- _SHORT PROBLEM_:
Work out the number of lines containing "legend". Give that number alone.

━━━━━━

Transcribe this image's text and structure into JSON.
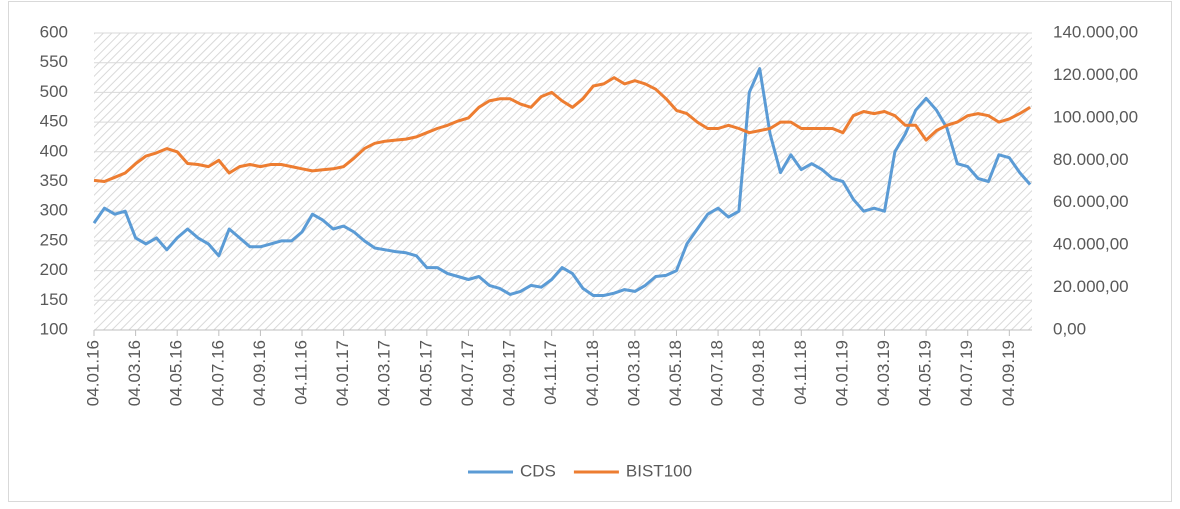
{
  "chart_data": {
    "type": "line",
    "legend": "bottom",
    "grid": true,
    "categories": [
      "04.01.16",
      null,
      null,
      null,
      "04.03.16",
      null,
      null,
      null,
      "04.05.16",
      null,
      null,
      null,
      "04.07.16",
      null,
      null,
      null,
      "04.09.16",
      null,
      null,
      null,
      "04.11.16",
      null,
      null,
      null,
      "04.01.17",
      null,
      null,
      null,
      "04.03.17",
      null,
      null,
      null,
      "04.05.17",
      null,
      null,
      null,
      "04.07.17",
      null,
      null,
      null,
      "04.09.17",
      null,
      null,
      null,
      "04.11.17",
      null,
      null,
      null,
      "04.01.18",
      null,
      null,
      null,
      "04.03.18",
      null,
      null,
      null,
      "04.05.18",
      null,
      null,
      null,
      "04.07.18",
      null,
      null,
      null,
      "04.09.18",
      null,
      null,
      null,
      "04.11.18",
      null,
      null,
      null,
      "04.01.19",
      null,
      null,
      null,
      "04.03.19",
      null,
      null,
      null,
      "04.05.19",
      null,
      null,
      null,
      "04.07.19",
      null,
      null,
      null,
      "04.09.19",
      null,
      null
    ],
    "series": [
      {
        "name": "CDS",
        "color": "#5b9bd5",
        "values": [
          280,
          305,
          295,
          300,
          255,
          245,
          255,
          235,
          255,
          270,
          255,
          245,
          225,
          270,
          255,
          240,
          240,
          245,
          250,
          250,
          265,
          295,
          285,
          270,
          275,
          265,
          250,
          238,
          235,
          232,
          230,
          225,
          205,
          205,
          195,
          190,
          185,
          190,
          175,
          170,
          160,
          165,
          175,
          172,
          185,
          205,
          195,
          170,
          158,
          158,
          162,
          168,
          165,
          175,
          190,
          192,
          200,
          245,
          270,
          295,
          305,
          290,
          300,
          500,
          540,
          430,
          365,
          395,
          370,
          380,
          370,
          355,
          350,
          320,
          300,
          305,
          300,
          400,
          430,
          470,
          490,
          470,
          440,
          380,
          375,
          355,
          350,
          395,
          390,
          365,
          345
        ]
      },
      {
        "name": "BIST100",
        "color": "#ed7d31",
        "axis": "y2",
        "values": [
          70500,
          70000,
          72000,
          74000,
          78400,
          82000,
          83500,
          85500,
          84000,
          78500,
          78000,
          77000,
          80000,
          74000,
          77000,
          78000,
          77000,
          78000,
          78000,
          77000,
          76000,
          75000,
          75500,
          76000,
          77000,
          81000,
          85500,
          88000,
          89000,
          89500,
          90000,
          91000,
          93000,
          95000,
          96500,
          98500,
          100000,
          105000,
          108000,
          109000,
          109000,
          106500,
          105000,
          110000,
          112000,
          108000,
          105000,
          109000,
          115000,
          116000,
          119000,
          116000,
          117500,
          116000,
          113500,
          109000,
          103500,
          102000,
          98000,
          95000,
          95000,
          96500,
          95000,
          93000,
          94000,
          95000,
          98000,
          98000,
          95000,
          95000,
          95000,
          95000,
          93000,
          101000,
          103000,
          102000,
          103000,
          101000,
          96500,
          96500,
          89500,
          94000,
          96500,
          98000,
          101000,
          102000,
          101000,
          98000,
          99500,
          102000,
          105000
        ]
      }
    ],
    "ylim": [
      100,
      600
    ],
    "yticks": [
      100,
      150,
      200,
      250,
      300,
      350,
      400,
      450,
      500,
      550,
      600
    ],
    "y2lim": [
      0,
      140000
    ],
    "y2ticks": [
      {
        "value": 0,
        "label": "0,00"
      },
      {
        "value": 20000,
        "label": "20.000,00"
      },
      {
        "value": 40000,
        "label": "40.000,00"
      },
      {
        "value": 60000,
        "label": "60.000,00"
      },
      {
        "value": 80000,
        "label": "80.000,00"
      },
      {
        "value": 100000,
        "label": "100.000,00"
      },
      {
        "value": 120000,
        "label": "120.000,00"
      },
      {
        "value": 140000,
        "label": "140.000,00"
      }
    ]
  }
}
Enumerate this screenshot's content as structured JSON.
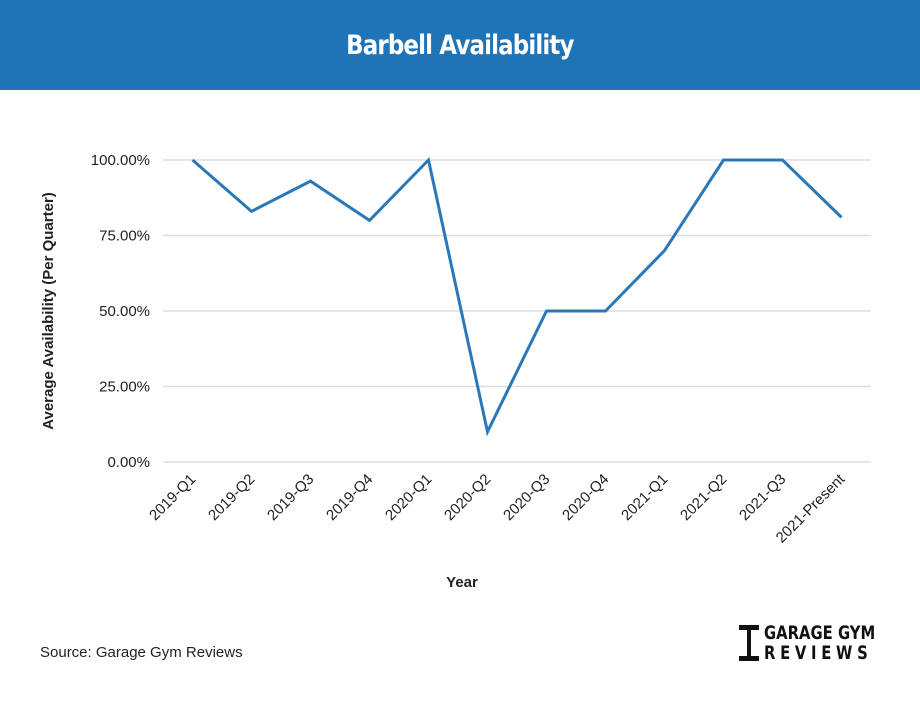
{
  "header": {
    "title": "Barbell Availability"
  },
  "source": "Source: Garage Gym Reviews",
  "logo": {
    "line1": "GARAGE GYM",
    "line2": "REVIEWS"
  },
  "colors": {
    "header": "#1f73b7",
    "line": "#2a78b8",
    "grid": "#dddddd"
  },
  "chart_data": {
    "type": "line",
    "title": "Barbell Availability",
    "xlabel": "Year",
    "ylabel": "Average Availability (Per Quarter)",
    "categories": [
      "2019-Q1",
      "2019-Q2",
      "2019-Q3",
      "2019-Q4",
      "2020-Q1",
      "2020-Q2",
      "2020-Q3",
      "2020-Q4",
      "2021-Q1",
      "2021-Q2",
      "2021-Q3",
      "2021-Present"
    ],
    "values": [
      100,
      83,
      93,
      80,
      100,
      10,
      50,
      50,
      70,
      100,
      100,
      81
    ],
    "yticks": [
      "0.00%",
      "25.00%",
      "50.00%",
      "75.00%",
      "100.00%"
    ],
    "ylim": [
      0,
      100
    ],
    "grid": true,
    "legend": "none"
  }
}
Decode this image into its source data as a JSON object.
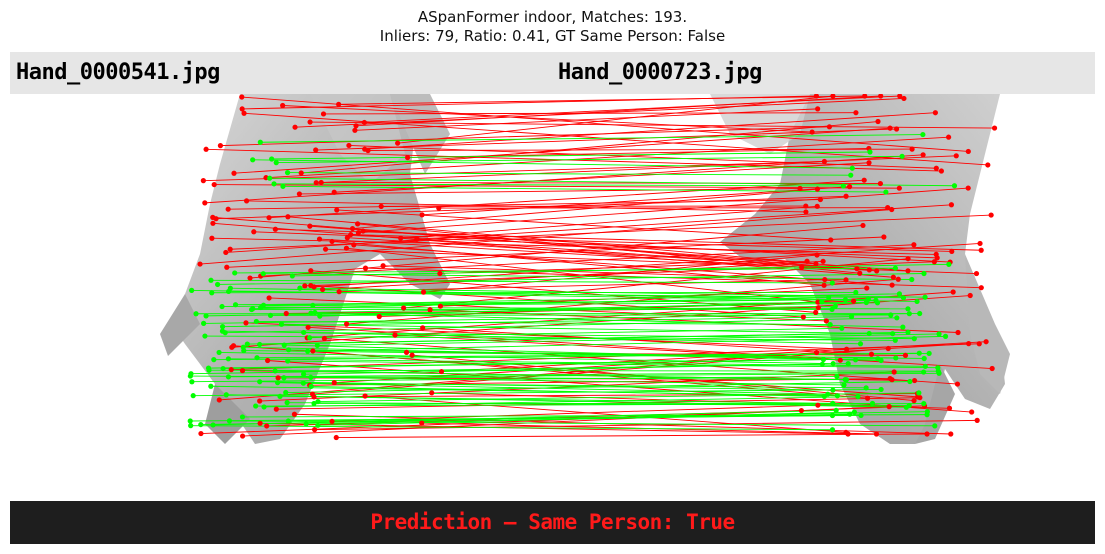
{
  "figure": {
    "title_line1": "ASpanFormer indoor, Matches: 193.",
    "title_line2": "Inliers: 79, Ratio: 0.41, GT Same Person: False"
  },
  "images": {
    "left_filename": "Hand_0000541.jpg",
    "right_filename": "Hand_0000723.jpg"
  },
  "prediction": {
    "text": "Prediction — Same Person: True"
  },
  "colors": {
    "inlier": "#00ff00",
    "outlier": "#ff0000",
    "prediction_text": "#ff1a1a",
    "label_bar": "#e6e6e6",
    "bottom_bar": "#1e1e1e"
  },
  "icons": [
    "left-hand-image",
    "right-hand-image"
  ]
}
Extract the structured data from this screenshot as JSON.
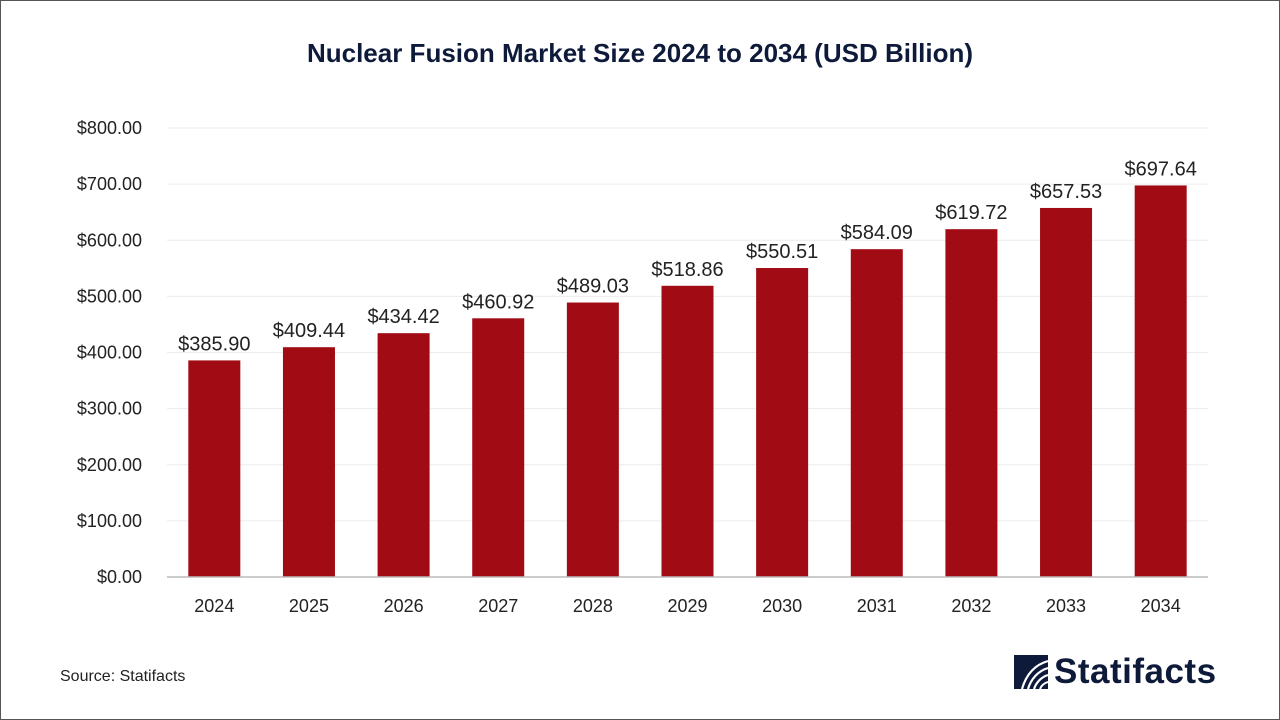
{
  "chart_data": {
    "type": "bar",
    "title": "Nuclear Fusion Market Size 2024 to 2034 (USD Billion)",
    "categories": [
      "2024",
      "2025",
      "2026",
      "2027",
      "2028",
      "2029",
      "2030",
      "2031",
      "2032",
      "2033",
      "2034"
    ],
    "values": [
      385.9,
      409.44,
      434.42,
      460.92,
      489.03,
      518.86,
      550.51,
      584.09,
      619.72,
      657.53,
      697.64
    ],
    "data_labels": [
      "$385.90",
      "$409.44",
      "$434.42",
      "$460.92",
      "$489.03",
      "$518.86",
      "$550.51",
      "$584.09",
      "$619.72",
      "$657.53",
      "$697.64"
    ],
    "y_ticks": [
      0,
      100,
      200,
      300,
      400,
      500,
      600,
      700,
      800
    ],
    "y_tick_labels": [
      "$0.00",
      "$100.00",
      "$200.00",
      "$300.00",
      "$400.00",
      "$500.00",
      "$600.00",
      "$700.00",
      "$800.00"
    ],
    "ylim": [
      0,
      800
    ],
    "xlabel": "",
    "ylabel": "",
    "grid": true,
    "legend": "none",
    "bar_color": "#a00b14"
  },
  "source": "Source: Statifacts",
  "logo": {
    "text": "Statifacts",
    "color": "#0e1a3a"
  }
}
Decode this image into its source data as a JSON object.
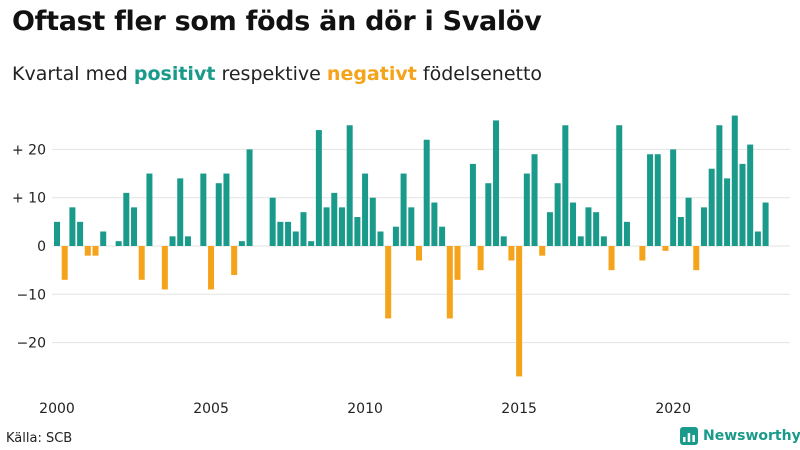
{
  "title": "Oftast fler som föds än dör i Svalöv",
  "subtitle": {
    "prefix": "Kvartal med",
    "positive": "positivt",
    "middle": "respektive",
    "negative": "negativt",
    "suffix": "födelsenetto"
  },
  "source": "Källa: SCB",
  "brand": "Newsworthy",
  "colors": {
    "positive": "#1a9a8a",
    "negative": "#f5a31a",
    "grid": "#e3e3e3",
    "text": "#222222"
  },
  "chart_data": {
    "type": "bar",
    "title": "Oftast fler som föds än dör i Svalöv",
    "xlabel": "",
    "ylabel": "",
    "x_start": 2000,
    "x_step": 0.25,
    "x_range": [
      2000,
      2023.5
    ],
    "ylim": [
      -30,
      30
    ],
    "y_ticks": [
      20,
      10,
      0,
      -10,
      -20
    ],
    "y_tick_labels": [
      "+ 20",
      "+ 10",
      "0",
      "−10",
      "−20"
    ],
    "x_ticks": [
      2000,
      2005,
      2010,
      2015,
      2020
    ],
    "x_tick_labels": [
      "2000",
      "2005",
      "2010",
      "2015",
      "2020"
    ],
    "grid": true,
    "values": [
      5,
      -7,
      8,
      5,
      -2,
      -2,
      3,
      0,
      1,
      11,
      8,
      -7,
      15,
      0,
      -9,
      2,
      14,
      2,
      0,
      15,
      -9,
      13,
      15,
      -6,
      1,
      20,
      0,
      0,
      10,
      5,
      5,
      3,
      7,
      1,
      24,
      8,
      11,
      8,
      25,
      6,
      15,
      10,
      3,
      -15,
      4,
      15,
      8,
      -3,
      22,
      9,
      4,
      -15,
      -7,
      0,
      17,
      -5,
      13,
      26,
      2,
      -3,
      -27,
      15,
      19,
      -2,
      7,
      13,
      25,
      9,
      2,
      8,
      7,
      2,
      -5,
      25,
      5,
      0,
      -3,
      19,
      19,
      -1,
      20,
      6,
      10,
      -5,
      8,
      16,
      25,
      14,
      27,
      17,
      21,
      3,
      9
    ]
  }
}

━━━━━━

- _TASK ANSWER_:
3